> Input for this task:
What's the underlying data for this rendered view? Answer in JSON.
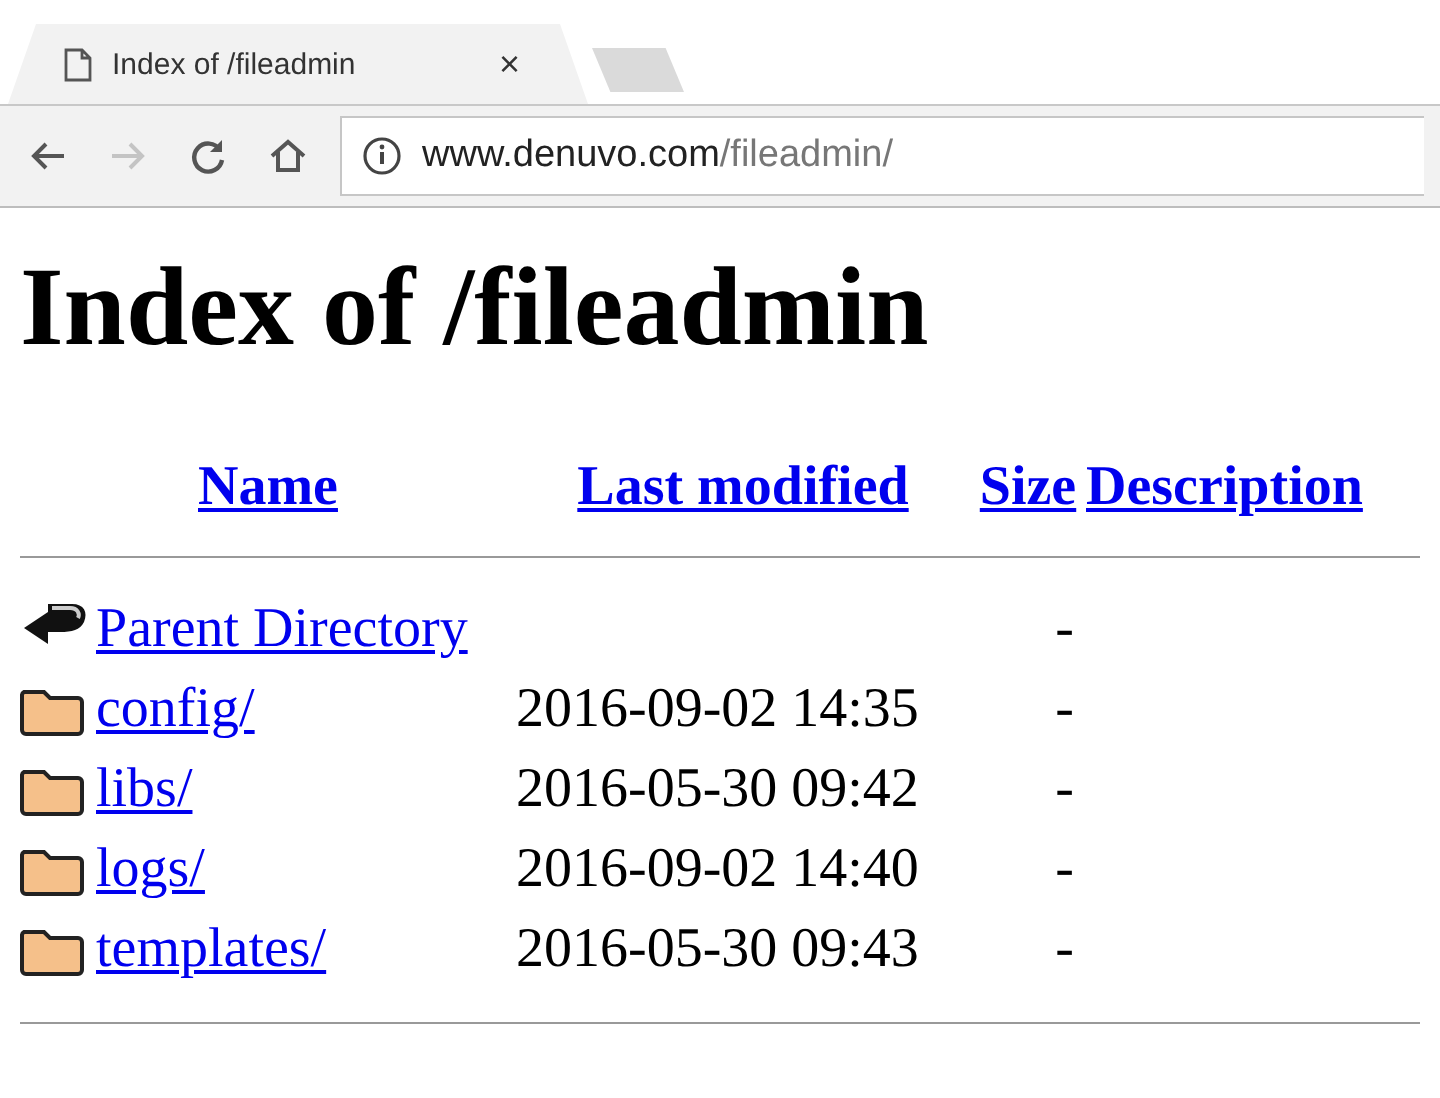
{
  "browser": {
    "tab": {
      "title": "Index of /fileadmin",
      "close": "×"
    },
    "back_disabled": false,
    "forward_disabled": true,
    "url": {
      "host": "www.denuvo.com",
      "path": "/fileadmin/"
    }
  },
  "heading": "Index of /fileadmin",
  "table": {
    "columns": [
      "Name",
      "Last modified",
      "Size",
      "Description"
    ],
    "rows": [
      {
        "kind": "parent",
        "name": "Parent Directory",
        "modified": "",
        "size": "-"
      },
      {
        "kind": "folder",
        "name": "config/",
        "modified": "2016-09-02 14:35",
        "size": "-"
      },
      {
        "kind": "folder",
        "name": "libs/",
        "modified": "2016-05-30 09:42",
        "size": "-"
      },
      {
        "kind": "folder",
        "name": "logs/",
        "modified": "2016-09-02 14:40",
        "size": "-"
      },
      {
        "kind": "folder",
        "name": "templates/",
        "modified": "2016-05-30 09:43",
        "size": "-"
      }
    ]
  }
}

> Stated problem: Return each line that includes "fileadmin".

> Final result:
      "title": "Index of /fileadmin",
      "path": "/fileadmin/"
  "heading": "Index of /fileadmin",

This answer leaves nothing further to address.